To do | From the listing below, extract each line containing the string "nDrivers".

Records supplied |
/---

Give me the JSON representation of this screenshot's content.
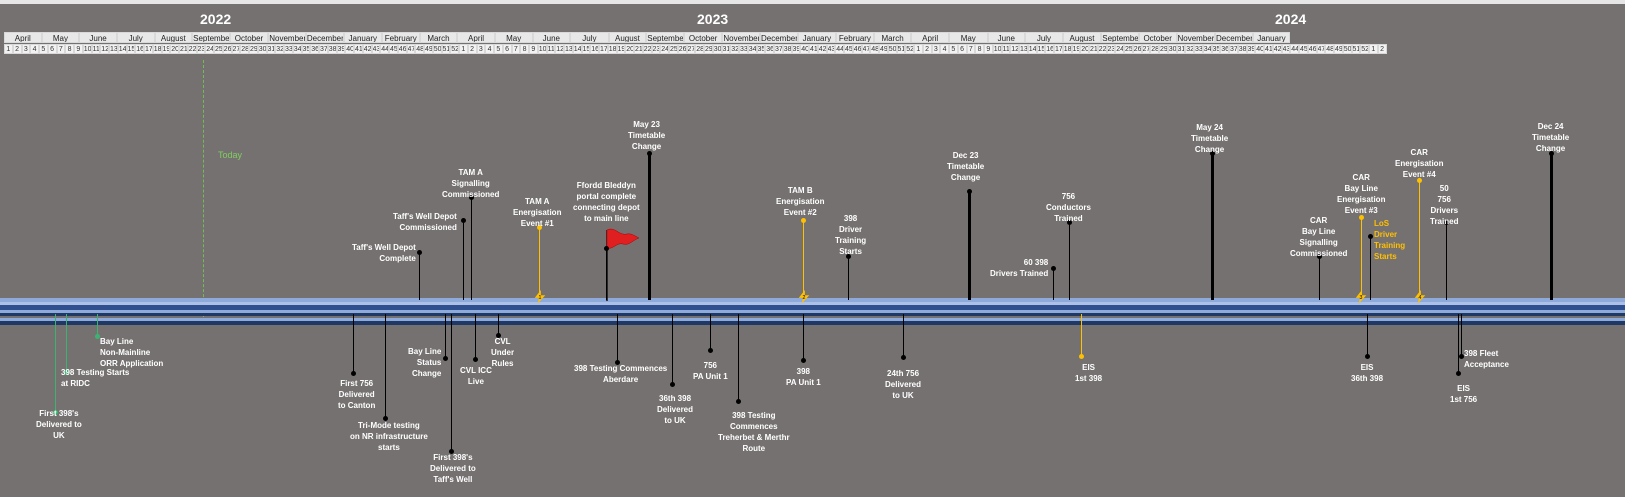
{
  "years": [
    "2022",
    "2023",
    "2024"
  ],
  "months": [
    "April",
    "May",
    "June",
    "July",
    "August",
    "September",
    "October",
    "November",
    "December",
    "January",
    "February",
    "March",
    "April",
    "May",
    "June",
    "July",
    "August",
    "September",
    "October",
    "November",
    "December",
    "January",
    "February",
    "March",
    "April",
    "May",
    "June",
    "July",
    "August",
    "September",
    "October",
    "November",
    "December",
    "January"
  ],
  "weeks": [
    "1",
    "2",
    "3",
    "4",
    "5",
    "6",
    "7",
    "8",
    "9",
    "10",
    "11",
    "12",
    "13",
    "14",
    "15",
    "16",
    "17",
    "18",
    "19",
    "20",
    "21",
    "22",
    "23",
    "24",
    "25",
    "26",
    "27",
    "28",
    "29",
    "30",
    "31",
    "32",
    "33",
    "34",
    "35",
    "36",
    "37",
    "38",
    "39",
    "40",
    "41",
    "42",
    "43",
    "44",
    "45",
    "46",
    "47",
    "48",
    "49",
    "50",
    "51",
    "52",
    "1",
    "2",
    "3",
    "4",
    "5",
    "6",
    "7",
    "8",
    "9",
    "10",
    "11",
    "12",
    "13",
    "14",
    "15",
    "16",
    "17",
    "18",
    "19",
    "20",
    "21",
    "22",
    "23",
    "24",
    "25",
    "26",
    "27",
    "28",
    "29",
    "30",
    "31",
    "32",
    "33",
    "34",
    "35",
    "36",
    "37",
    "38",
    "39",
    "40",
    "41",
    "42",
    "43",
    "44",
    "45",
    "46",
    "47",
    "48",
    "49",
    "50",
    "51",
    "52",
    "1",
    "2",
    "3",
    "4",
    "5",
    "6",
    "7",
    "8",
    "9",
    "10",
    "11",
    "12",
    "13",
    "14",
    "15",
    "16",
    "17",
    "18",
    "19",
    "20",
    "21",
    "22",
    "23",
    "24",
    "25",
    "26",
    "27",
    "28",
    "29",
    "30",
    "31",
    "32",
    "33",
    "34",
    "35",
    "36",
    "37",
    "38",
    "39",
    "40",
    "41",
    "42",
    "43",
    "44",
    "45",
    "46",
    "47",
    "48",
    "49",
    "50",
    "51",
    "52",
    "1",
    "2"
  ],
  "today_label": "Today",
  "colors": {
    "background": "#767171",
    "today": "#6fbf4f",
    "gold": "#ffc000",
    "band_light": "#8eaadb",
    "band_dark": "#2f4f8f"
  },
  "events_above": [
    {
      "label": "Taff's Well  Depot\nComplete"
    },
    {
      "label": "Taff's Well  Depot\nCommissioned"
    },
    {
      "label": "TAM A\nSignalling\nCommissioned"
    },
    {
      "label": "TAM A\nEnergisation\nEvent #1",
      "badge": "1"
    },
    {
      "label": "Ffordd Bleddyn\nportal complete\nconnecting depot\nto main line"
    },
    {
      "label": "May 23\nTimetable\nChange"
    },
    {
      "label": "TAM B\nEnergisation\nEvent #2",
      "badge": "2"
    },
    {
      "label": "398\nDriver\nTraining\nStarts"
    },
    {
      "label": "Dec 23\nTimetable\nChange"
    },
    {
      "label": "60 398\nDrivers Trained"
    },
    {
      "label": "756\nConductors\nTrained"
    },
    {
      "label": "May 24\nTimetable\nChange"
    },
    {
      "label": "CAR\nBay Line\nSignalling\nCommissioned"
    },
    {
      "label": "CAR\nBay Line\nEnergisation\nEvent #3",
      "badge": "3"
    },
    {
      "label": "LoS\nDriver\nTraining\nStarts"
    },
    {
      "label": "CAR\nEnergisation\nEvent #4",
      "badge": "4"
    },
    {
      "label": "50\n756\nDrivers\nTrained"
    },
    {
      "label": "Dec 24\nTimetable\nChange"
    }
  ],
  "events_below": [
    {
      "label": "First 398's\nDelivered to\nUK"
    },
    {
      "label": "398 Testing Starts\nat RIDC"
    },
    {
      "label": "Bay Line\nNon-Mainline\nORR Application"
    },
    {
      "label": "First 756\nDelivered\nto Canton"
    },
    {
      "label": "Tri-Mode testing\non NR infrastructure\nstarts"
    },
    {
      "label": "Bay Line\nStatus\nChange"
    },
    {
      "label": "First 398's\nDelivered to\nTaff's Well"
    },
    {
      "label": "CVL ICC\nLive"
    },
    {
      "label": "CVL\nUnder\nRules"
    },
    {
      "label": "398 Testing Commences\nAberdare"
    },
    {
      "label": "36th 398\nDelivered\nto UK"
    },
    {
      "label": "756\nPA Unit 1"
    },
    {
      "label": "398 Testing\nCommences\nTreherbet & Merthr\nRoute"
    },
    {
      "label": "398\nPA Unit 1"
    },
    {
      "label": "24th 756\nDelivered\nto UK"
    },
    {
      "label": "EIS\n1st 398"
    },
    {
      "label": "EIS\n36th 398"
    },
    {
      "label": "EIS\n1st 756"
    },
    {
      "label": "398 Fleet\nAcceptance"
    }
  ]
}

\---

Right answer |
      "label": "60 398\nDrivers Trained"
      "label": "50\n756\nDrivers\nTrained"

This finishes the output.